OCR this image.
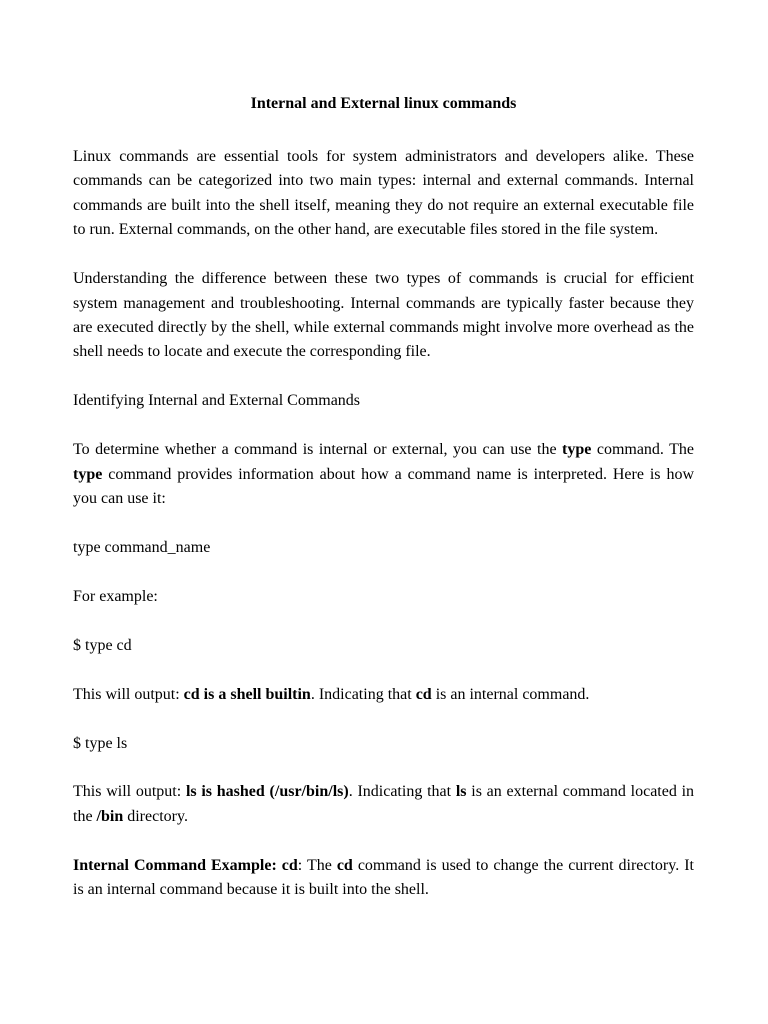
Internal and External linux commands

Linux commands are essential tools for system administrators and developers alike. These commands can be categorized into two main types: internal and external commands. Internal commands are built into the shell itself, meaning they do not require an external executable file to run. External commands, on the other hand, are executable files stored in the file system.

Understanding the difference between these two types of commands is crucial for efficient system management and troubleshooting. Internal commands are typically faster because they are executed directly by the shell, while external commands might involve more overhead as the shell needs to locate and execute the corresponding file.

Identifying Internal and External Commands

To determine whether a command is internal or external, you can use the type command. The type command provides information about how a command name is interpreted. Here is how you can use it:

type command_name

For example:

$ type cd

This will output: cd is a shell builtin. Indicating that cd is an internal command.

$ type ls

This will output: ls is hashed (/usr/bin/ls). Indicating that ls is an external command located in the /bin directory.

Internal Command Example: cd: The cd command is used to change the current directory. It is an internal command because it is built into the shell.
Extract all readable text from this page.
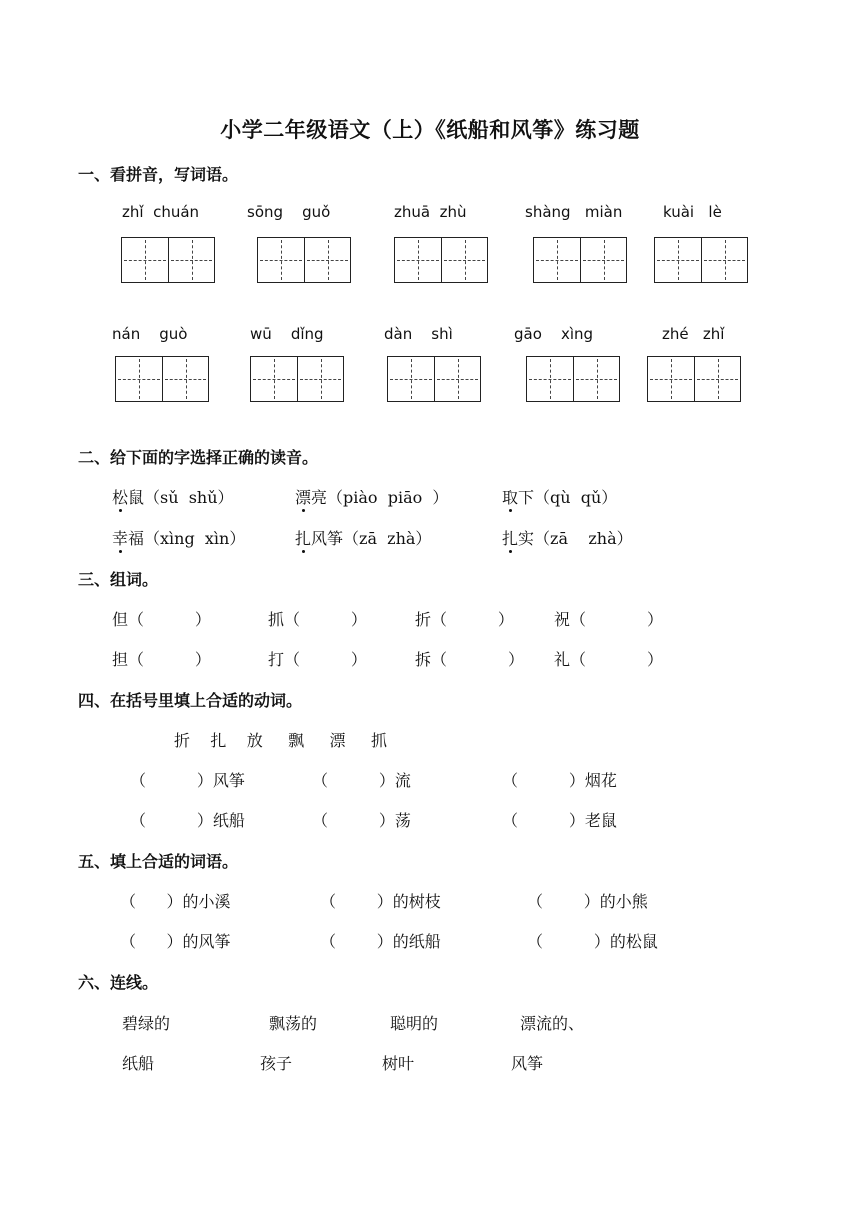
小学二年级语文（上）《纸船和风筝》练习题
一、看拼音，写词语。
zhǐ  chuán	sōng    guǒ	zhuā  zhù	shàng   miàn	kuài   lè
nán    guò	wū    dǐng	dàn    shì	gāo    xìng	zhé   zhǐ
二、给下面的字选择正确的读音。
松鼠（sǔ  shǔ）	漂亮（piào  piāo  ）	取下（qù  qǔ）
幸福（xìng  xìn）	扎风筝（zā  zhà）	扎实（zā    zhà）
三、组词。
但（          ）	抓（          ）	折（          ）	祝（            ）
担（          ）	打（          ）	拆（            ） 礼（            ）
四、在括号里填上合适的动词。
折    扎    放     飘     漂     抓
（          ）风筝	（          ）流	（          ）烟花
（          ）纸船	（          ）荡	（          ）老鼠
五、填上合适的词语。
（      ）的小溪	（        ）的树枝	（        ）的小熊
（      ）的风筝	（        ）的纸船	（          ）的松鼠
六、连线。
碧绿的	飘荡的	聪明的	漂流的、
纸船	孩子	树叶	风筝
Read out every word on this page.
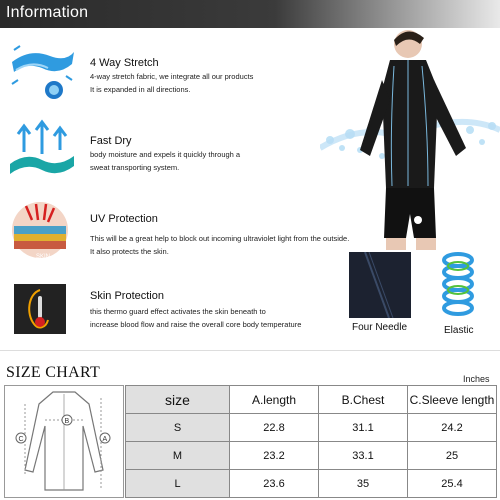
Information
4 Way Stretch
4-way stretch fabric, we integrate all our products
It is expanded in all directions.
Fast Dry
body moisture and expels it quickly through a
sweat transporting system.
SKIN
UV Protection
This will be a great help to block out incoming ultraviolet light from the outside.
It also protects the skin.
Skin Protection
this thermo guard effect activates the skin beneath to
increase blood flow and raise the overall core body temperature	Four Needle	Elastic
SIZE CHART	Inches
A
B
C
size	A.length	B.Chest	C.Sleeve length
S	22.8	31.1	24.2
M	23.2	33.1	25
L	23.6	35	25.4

**STATED PROBLEM**.
Your copy of the data above should match it exactly, except that pictures are left out.

**CORRECT RESPONSE**.
OCR this image.
Internal and External linux commands

Linux commands are essential tools for system administrators and developers alike. These commands can be categorized into two main types: internal and external commands. Internal commands are built into the shell itself, meaning they do not require an external executable file to run. External commands, on the other hand, are executable files stored in the file system.

Understanding the difference between these two types of commands is crucial for efficient system management and troubleshooting. Internal commands are typically faster because they are executed directly by the shell, while external commands might involve more overhead as the shell needs to locate and execute the corresponding file.

Identifying Internal and External Commands

To determine whether a command is internal or external, you can use the type command. The type command provides information about how a command name is interpreted. Here is how you can use it:

type command_name

For example:

$ type cd

This will output: cd is a shell builtin. Indicating that cd is an internal command.

$ type ls

This will output: ls is hashed (/usr/bin/ls). Indicating that ls is an external command located in the /bin directory.

Internal Command Example: cd: The cd command is used to change the current directory. It is an internal command because it is built into the shell.
Extract all readable text from this page.
小学二年级语文（上）《纸船和风筝》练习题
一、看拼音，写词语。
zhǐ  chuán	sōng    guǒ	zhuā  zhù	shàng   miàn	kuài   lè
nán    guò	wū    dǐng	dàn    shì	gāo    xìng	zhé   zhǐ
二、给下面的字选择正确的读音。
松鼠（sǔ  shǔ）	漂亮（piào  piāo  ）	取下（qù  qǔ）
幸福（xìng  xìn）	扎风筝（zā  zhà）	扎实（zā    zhà）
三、组词。
但（          ）	抓（          ）	折（          ）	祝（            ）
担（          ）	打（          ）	拆（            ） 礼（            ）
四、在括号里填上合适的动词。
折    扎    放     飘     漂     抓
（          ）风筝	（          ）流	（          ）烟花
（          ）纸船	（          ）荡	（          ）老鼠
五、填上合适的词语。
（      ）的小溪	（        ）的树枝	（        ）的小熊
（      ）的风筝	（        ）的纸船	（          ）的松鼠
六、连线。
碧绿的	飘荡的	聪明的	漂流的、
纸船	孩子	树叶	风筝
Read out every word on this page.
Information
4 Way Stretch
4-way stretch fabric, we integrate all our products
It is expanded in all directions.
Fast Dry
body moisture and expels it quickly through a
sweat transporting system.
SKIN
UV Protection
This will be a great help to block out incoming ultraviolet light from the outside.
It also protects the skin.
Skin Protection
this thermo guard effect activates the skin beneath to
increase blood flow and raise the overall core body temperature	Four Needle	Elastic
SIZE CHART	Inches
A
B
C
size	A.length	B.Chest	C.Sleeve length
S	22.8	31.1	24.2
M	23.2	33.1	25
L	23.6	35	25.4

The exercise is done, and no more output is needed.